[START Provided data]

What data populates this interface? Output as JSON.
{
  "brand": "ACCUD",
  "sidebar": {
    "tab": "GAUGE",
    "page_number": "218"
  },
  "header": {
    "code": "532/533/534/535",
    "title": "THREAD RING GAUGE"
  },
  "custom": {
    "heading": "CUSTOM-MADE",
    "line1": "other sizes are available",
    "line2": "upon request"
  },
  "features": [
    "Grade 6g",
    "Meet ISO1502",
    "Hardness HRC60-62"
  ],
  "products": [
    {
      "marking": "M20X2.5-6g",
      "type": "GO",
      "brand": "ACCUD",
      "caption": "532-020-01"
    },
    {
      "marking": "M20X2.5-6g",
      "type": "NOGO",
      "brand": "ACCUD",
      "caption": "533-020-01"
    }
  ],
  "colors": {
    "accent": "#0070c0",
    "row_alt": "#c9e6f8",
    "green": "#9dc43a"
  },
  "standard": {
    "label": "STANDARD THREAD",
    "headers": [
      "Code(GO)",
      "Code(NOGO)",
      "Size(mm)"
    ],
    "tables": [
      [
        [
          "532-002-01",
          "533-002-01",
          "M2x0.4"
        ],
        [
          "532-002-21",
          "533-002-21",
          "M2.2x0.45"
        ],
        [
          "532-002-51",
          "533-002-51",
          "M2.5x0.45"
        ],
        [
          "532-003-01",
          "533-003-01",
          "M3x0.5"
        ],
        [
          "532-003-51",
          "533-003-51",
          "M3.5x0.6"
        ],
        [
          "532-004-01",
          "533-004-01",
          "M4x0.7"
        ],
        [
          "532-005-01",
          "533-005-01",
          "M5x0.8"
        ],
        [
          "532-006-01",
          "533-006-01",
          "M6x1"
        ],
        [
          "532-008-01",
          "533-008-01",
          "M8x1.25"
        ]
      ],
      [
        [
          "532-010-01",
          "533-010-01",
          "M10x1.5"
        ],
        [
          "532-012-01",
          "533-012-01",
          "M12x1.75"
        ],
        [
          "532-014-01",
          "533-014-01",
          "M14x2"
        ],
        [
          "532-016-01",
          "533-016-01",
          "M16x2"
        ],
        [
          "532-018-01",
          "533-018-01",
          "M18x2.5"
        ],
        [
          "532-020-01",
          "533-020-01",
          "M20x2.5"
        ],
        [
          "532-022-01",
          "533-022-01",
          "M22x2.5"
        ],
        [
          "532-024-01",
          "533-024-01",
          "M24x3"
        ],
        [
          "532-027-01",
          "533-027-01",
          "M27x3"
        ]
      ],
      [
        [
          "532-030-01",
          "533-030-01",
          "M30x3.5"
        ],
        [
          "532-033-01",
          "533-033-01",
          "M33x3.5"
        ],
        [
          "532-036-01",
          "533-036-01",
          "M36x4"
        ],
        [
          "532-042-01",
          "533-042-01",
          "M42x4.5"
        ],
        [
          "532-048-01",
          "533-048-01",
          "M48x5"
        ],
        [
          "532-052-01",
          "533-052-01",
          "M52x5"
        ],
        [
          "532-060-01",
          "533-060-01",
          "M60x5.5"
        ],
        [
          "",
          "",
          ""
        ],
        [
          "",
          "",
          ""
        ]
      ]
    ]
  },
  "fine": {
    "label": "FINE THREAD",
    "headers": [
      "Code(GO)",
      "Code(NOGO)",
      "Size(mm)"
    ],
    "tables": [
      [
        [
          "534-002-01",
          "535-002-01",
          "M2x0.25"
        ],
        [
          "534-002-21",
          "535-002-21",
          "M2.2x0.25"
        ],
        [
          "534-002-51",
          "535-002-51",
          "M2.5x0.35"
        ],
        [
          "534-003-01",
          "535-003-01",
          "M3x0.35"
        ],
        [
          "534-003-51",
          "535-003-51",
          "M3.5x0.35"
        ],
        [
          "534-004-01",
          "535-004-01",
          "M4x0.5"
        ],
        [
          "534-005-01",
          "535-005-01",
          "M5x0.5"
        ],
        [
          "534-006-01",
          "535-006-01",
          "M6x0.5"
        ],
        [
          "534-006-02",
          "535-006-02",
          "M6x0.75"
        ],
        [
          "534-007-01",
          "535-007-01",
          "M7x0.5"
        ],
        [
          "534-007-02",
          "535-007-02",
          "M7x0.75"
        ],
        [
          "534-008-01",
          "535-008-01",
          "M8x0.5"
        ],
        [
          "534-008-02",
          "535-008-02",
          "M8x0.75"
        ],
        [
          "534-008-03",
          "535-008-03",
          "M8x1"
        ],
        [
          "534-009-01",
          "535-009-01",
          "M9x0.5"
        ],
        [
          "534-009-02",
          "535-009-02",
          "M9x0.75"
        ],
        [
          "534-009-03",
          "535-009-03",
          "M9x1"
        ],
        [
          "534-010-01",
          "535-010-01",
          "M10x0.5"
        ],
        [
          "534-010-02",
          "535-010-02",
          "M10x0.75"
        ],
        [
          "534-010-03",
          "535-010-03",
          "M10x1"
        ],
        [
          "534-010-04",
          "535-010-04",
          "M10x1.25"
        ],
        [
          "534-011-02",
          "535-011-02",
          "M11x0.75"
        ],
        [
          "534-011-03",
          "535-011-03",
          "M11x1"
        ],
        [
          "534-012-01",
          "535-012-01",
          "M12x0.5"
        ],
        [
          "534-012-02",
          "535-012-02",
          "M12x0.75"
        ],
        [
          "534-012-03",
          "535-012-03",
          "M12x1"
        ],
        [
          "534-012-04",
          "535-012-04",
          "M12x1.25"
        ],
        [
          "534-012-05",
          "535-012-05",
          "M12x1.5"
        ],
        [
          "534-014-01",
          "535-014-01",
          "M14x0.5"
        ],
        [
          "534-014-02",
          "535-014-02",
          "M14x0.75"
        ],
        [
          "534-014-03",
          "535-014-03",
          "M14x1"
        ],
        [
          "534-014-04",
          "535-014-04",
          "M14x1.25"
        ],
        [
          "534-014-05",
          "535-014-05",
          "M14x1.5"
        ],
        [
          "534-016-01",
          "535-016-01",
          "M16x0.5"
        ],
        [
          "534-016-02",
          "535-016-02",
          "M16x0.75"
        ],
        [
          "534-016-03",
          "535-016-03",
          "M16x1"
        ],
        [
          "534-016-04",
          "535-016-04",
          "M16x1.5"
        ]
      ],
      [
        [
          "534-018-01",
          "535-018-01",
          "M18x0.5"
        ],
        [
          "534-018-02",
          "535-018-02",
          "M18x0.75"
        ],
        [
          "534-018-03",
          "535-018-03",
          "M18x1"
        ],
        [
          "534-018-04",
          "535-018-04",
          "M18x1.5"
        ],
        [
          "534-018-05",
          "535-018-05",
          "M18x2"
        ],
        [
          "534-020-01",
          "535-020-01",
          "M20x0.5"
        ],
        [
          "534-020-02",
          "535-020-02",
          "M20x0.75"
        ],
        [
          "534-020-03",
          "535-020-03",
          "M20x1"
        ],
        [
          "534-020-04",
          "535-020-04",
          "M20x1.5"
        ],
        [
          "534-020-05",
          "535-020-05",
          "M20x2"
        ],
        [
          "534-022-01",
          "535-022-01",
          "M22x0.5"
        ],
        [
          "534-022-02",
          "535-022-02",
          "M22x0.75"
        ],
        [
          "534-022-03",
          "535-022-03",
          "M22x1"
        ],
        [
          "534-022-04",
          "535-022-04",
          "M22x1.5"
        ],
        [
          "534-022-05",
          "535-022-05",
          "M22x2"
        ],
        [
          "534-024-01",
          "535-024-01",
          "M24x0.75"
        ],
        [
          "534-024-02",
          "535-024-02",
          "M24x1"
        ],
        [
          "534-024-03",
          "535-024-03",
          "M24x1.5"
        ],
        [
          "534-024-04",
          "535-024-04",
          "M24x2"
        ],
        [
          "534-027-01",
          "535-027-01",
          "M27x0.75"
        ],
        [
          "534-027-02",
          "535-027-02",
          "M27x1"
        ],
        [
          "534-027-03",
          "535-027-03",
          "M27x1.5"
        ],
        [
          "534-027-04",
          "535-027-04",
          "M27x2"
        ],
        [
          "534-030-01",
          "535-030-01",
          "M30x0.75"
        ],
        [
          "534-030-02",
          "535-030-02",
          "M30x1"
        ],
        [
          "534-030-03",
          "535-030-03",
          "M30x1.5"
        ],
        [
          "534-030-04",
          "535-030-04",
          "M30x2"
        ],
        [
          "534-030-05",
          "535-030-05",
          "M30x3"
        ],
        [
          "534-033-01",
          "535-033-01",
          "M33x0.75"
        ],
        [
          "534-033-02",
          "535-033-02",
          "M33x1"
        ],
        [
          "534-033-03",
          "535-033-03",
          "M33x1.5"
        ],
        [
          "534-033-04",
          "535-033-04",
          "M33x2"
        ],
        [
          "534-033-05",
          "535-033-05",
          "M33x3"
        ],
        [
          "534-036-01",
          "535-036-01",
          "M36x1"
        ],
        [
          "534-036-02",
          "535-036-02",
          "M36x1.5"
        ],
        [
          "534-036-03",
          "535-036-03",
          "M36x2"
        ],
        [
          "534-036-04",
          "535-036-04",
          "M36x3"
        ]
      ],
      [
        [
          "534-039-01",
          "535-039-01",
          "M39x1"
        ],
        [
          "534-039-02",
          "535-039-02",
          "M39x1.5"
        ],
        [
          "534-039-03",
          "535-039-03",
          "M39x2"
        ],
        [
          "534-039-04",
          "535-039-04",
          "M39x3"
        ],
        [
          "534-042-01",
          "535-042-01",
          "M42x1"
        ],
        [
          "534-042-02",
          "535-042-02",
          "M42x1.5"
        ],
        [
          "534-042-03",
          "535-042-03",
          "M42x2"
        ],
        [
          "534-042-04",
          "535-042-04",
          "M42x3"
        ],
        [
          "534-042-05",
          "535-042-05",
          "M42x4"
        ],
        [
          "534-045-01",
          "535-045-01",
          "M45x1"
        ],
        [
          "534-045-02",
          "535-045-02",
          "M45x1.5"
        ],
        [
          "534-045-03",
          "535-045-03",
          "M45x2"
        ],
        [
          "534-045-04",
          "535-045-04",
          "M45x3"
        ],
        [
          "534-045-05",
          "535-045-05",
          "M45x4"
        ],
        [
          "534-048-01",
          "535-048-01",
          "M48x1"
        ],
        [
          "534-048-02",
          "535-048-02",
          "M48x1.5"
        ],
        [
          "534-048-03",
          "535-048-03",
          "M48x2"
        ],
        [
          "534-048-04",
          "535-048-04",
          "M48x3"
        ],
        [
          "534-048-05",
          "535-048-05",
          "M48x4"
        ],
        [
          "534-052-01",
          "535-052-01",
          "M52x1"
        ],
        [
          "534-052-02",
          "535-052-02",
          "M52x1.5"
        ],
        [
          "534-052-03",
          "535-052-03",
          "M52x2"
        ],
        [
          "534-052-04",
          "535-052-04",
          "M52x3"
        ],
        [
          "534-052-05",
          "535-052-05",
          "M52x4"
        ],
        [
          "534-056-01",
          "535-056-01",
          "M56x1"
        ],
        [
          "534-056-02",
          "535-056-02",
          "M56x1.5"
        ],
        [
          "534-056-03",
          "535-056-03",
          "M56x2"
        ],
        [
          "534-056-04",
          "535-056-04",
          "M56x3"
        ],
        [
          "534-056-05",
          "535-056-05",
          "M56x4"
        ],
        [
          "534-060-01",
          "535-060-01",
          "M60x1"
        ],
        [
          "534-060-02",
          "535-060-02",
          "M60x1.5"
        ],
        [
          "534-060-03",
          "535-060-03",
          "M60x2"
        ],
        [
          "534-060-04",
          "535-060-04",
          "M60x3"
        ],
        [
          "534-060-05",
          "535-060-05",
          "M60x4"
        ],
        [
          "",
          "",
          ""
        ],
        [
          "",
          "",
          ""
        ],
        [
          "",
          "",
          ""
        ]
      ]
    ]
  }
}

[END Provided data]

Written instruction
Which lines hold the word "label"? Show each one.

Response to the exercise
    "label": "STANDARD THREAD",
    "label": "FINE THREAD",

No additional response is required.